— BEGIN —

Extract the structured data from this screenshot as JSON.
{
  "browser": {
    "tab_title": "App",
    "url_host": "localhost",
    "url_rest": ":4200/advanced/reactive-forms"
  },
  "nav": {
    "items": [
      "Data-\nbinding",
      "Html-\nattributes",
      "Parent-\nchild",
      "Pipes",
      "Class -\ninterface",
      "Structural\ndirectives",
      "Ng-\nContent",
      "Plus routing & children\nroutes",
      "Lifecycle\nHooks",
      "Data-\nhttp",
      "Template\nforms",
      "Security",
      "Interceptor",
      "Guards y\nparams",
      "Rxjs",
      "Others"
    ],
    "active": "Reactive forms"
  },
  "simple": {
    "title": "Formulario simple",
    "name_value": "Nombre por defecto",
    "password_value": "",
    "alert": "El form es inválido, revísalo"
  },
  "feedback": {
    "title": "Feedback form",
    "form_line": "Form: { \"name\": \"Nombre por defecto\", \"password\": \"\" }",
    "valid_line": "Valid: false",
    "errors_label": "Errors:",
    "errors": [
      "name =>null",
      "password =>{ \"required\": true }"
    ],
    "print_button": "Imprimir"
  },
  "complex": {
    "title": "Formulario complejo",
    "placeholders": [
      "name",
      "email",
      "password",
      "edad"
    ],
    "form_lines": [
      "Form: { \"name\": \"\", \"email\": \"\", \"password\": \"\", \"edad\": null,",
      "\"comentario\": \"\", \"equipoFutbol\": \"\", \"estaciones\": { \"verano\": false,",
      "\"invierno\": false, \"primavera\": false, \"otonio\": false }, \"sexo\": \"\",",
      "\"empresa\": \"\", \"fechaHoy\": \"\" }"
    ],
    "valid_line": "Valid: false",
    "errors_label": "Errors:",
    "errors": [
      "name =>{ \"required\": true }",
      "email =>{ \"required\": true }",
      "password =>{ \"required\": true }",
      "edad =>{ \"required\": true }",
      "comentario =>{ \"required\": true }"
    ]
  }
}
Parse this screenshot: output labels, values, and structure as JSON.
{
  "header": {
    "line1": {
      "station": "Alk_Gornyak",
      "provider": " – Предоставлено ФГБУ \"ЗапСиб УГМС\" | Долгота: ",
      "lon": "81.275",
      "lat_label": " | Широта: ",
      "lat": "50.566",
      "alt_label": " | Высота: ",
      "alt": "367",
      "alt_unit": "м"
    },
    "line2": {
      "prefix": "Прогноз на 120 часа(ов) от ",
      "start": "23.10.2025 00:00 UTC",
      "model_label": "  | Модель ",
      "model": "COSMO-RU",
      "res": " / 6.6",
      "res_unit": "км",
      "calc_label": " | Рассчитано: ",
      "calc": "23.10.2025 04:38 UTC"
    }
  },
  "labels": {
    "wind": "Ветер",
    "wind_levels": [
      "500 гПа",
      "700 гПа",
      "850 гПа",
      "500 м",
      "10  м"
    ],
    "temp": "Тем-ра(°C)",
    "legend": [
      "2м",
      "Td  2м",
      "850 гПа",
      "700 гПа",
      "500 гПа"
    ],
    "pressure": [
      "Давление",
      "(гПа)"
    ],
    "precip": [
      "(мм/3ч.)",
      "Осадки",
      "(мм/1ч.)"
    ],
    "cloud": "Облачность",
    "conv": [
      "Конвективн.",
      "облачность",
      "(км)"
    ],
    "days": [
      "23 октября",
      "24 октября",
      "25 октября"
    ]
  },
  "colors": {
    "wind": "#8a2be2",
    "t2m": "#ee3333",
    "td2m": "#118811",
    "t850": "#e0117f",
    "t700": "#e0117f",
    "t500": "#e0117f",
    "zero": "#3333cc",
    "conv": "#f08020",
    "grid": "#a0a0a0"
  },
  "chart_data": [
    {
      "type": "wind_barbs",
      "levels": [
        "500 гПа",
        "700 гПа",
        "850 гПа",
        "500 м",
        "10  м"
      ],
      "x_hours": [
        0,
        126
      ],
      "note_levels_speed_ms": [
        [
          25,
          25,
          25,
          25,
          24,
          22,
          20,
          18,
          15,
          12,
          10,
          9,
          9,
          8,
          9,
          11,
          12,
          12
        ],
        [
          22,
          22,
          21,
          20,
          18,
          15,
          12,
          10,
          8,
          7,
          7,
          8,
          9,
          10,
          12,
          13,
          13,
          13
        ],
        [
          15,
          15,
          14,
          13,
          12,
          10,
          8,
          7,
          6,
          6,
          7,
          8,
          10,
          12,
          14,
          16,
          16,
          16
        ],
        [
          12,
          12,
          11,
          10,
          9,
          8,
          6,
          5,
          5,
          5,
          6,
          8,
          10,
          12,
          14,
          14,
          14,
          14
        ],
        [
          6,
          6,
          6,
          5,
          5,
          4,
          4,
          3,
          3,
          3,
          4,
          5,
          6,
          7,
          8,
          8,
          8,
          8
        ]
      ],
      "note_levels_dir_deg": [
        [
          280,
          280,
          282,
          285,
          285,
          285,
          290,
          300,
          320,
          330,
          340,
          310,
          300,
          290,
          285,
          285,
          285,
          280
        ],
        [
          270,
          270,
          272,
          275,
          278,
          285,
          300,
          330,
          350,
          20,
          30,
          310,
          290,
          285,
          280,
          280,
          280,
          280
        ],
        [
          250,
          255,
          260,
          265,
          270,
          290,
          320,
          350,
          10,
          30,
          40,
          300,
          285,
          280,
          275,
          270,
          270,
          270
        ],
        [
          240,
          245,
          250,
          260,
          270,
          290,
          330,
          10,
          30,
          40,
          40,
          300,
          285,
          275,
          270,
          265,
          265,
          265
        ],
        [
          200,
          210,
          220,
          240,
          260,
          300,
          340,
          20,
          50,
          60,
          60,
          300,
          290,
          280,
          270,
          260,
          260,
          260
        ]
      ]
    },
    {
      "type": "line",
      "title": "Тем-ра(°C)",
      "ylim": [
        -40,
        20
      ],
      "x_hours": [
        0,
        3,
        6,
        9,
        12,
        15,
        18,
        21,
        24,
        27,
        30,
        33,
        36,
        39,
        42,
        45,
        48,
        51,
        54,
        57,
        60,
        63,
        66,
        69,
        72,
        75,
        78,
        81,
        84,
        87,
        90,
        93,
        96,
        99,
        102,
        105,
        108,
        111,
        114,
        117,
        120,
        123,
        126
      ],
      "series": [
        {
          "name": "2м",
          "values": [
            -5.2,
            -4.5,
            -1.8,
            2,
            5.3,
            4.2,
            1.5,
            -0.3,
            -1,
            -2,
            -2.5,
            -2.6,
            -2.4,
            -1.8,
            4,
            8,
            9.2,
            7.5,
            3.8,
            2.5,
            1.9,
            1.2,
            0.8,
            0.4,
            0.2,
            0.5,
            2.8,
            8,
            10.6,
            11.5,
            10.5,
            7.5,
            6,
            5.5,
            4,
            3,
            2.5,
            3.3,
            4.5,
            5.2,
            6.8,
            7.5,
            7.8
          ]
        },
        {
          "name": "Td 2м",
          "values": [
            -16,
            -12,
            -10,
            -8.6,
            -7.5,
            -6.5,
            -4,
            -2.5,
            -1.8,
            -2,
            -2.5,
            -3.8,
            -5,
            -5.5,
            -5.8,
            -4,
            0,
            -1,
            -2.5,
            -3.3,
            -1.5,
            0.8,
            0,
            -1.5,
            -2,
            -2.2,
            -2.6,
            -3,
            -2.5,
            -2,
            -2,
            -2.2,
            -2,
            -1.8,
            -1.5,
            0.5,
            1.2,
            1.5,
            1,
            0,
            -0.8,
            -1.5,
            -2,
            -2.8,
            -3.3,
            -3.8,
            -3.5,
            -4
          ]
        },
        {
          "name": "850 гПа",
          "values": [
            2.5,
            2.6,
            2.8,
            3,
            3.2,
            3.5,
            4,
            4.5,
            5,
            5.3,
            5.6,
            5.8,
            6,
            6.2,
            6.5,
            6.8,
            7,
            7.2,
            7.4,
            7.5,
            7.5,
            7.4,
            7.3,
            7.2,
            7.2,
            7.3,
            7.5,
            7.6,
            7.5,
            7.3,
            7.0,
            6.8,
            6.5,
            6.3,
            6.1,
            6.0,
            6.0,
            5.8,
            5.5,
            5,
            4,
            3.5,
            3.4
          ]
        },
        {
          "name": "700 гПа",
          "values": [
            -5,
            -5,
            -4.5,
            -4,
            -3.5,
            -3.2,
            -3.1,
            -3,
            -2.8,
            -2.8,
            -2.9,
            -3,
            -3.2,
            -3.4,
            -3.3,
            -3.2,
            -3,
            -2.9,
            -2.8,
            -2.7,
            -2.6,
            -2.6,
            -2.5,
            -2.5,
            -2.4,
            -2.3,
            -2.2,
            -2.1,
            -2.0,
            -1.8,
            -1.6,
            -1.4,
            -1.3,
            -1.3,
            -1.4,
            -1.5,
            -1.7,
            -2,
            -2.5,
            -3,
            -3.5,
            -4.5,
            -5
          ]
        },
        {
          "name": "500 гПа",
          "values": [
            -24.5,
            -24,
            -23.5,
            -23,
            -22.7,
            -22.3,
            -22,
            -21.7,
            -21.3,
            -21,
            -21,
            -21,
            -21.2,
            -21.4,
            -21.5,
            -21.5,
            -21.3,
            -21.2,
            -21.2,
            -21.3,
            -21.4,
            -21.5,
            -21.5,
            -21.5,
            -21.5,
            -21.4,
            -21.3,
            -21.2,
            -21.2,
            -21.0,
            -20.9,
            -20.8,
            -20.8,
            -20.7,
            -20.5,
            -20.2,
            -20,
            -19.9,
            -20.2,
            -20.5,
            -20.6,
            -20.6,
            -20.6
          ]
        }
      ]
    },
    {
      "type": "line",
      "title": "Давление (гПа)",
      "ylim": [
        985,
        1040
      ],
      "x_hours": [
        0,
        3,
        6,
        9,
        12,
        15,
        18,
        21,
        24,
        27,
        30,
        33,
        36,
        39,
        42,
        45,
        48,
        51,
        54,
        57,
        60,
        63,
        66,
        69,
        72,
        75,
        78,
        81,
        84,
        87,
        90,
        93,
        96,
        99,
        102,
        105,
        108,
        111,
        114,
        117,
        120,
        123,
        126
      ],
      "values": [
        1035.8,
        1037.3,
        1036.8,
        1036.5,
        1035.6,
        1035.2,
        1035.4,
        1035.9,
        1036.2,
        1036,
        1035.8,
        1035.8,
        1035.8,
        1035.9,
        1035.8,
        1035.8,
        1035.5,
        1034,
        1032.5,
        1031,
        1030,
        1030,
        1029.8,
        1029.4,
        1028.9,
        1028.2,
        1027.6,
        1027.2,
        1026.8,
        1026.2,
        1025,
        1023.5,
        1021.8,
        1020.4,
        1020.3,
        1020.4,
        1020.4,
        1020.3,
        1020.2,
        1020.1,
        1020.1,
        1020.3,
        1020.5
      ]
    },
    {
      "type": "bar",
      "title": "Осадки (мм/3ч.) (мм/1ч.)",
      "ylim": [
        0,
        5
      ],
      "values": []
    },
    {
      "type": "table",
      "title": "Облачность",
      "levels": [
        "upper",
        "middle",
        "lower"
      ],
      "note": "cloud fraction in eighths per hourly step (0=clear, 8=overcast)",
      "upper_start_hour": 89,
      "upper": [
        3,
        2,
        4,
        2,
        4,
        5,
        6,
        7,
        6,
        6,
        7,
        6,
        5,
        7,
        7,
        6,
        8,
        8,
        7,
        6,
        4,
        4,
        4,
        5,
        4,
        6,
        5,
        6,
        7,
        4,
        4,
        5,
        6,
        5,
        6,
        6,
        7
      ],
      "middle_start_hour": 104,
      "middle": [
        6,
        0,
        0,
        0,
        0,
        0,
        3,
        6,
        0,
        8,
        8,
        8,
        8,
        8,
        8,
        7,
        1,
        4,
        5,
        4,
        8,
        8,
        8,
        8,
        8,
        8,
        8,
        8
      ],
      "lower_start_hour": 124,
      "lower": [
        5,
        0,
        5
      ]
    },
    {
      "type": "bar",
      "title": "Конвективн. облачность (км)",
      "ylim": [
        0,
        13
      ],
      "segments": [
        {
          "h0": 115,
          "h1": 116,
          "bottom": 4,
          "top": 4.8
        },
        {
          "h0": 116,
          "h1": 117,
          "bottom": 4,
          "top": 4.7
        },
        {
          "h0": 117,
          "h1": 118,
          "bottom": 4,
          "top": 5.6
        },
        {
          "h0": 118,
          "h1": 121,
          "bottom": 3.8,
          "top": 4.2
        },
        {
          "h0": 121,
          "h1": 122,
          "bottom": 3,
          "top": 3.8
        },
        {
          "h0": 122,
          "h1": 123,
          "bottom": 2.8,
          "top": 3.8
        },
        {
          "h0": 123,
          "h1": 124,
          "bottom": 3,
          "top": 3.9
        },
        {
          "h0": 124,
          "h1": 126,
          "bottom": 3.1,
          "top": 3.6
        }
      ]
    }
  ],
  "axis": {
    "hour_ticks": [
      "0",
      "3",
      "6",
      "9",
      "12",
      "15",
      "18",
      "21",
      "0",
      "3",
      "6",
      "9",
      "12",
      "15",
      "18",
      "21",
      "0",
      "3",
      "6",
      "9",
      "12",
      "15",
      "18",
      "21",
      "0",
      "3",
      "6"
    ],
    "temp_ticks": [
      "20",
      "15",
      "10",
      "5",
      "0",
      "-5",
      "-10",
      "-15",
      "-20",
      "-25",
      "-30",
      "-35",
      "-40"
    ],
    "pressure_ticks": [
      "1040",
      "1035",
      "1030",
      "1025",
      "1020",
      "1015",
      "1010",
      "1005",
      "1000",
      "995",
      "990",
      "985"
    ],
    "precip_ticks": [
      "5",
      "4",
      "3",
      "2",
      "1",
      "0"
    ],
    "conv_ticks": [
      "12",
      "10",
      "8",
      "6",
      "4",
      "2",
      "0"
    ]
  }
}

— END —

(Task to carry out)
Each line that has the word "JSON" should be copied.

(Exercise answer)
Extract the structured data from this screenshot as JSON.
Parse this screenshot: output labels, values, and structure as JSON.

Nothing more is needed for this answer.